++++ Excerpted records ++++
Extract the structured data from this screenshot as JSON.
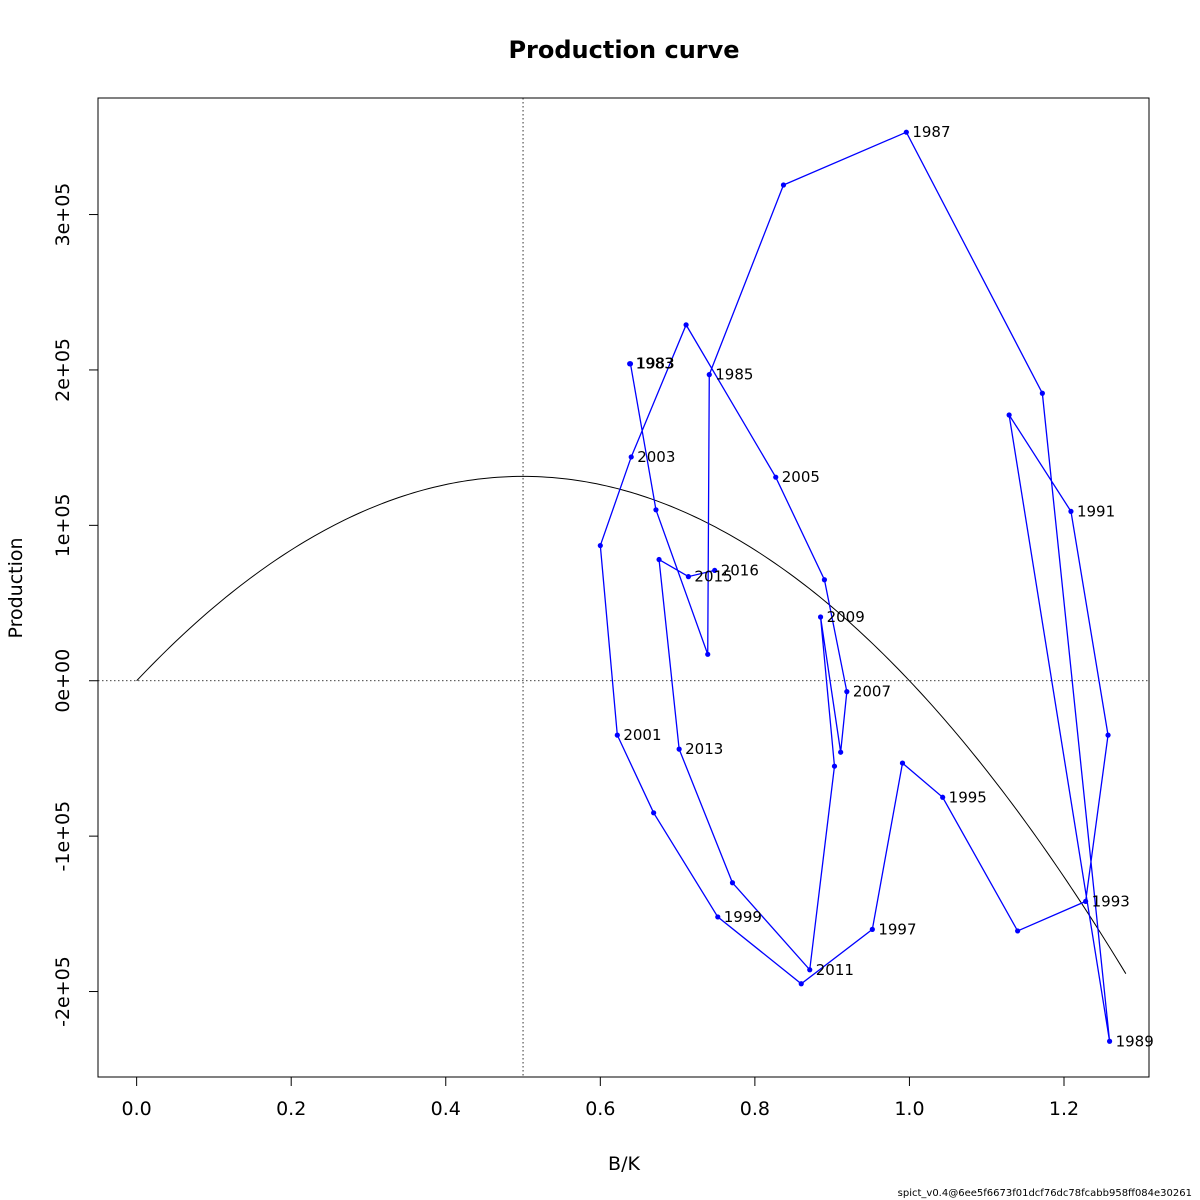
{
  "chart_data": {
    "type": "scatter",
    "title": "Production curve",
    "xlabel": "B/K",
    "ylabel": "Production",
    "xlim": [
      -0.05,
      1.31
    ],
    "ylim": [
      -255000,
      375000
    ],
    "x_ticks": [
      0.0,
      0.2,
      0.4,
      0.6,
      0.8,
      1.0,
      1.2
    ],
    "x_tick_labels": [
      "0.0",
      "0.2",
      "0.4",
      "0.6",
      "0.8",
      "1.0",
      "1.2"
    ],
    "y_ticks": [
      -200000,
      -100000,
      0,
      100000,
      200000,
      300000
    ],
    "y_tick_labels": [
      "-2e+05",
      "-1e+05",
      "0e+00",
      "1e+05",
      "2e+05",
      "3e+05"
    ],
    "reference_lines": {
      "vertical_x": 0.5,
      "horizontal_y": 0,
      "style": "dotted"
    },
    "model_curve": {
      "kind": "parabola",
      "x_start": 0.0,
      "x_end": 1.28,
      "peak_x": 0.5,
      "peak_y": 131500,
      "color": "#000000"
    },
    "trajectory": {
      "color": "#0000ff",
      "points": [
        {
          "x": 0.638,
          "y": 204000,
          "label": "1983"
        },
        {
          "x": 0.639,
          "y": 204000,
          "label": "1983"
        },
        {
          "x": 0.672,
          "y": 110000,
          "label": ""
        },
        {
          "x": 0.739,
          "y": 17000,
          "label": ""
        },
        {
          "x": 0.741,
          "y": 197000,
          "label": "1985"
        },
        {
          "x": 0.837,
          "y": 319000,
          "label": ""
        },
        {
          "x": 0.996,
          "y": 353000,
          "label": "1987"
        },
        {
          "x": 1.172,
          "y": 185000,
          "label": ""
        },
        {
          "x": 1.259,
          "y": -232000,
          "label": "1989"
        },
        {
          "x": 1.129,
          "y": 171000,
          "label": ""
        },
        {
          "x": 1.209,
          "y": 109000,
          "label": "1991"
        },
        {
          "x": 1.257,
          "y": -35000,
          "label": ""
        },
        {
          "x": 1.228,
          "y": -142000,
          "label": "1993"
        },
        {
          "x": 1.14,
          "y": -161000,
          "label": ""
        },
        {
          "x": 1.043,
          "y": -75000,
          "label": "1995"
        },
        {
          "x": 0.991,
          "y": -53000,
          "label": ""
        },
        {
          "x": 0.952,
          "y": -160000,
          "label": "1997"
        },
        {
          "x": 0.86,
          "y": -195000,
          "label": ""
        },
        {
          "x": 0.752,
          "y": -152000,
          "label": "1999"
        },
        {
          "x": 0.669,
          "y": -85000,
          "label": ""
        },
        {
          "x": 0.622,
          "y": -35000,
          "label": "2001"
        },
        {
          "x": 0.6,
          "y": 87000,
          "label": ""
        },
        {
          "x": 0.64,
          "y": 144000,
          "label": "2003"
        },
        {
          "x": 0.711,
          "y": 229000,
          "label": ""
        },
        {
          "x": 0.827,
          "y": 131000,
          "label": "2005"
        },
        {
          "x": 0.89,
          "y": 65000,
          "label": ""
        },
        {
          "x": 0.919,
          "y": -7000,
          "label": "2007"
        },
        {
          "x": 0.911,
          "y": -46000,
          "label": ""
        },
        {
          "x": 0.885,
          "y": 41000,
          "label": "2009"
        },
        {
          "x": 0.903,
          "y": -55000,
          "label": ""
        },
        {
          "x": 0.871,
          "y": -186000,
          "label": "2011"
        },
        {
          "x": 0.771,
          "y": -130000,
          "label": ""
        },
        {
          "x": 0.702,
          "y": -44000,
          "label": "2013"
        },
        {
          "x": 0.676,
          "y": 78000,
          "label": ""
        },
        {
          "x": 0.714,
          "y": 67000,
          "label": "2015"
        },
        {
          "x": 0.748,
          "y": 71000,
          "label": "2016"
        }
      ]
    }
  },
  "footer_text": "spict_v0.4@6ee5f6673f01dcf76dc78fcabb958ff084e30261"
}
++++
*Exercise description*. Extract all lines containing the word "Production".

*Answer to the exercise*.
    "title": "Production curve",
    "ylabel": "Production",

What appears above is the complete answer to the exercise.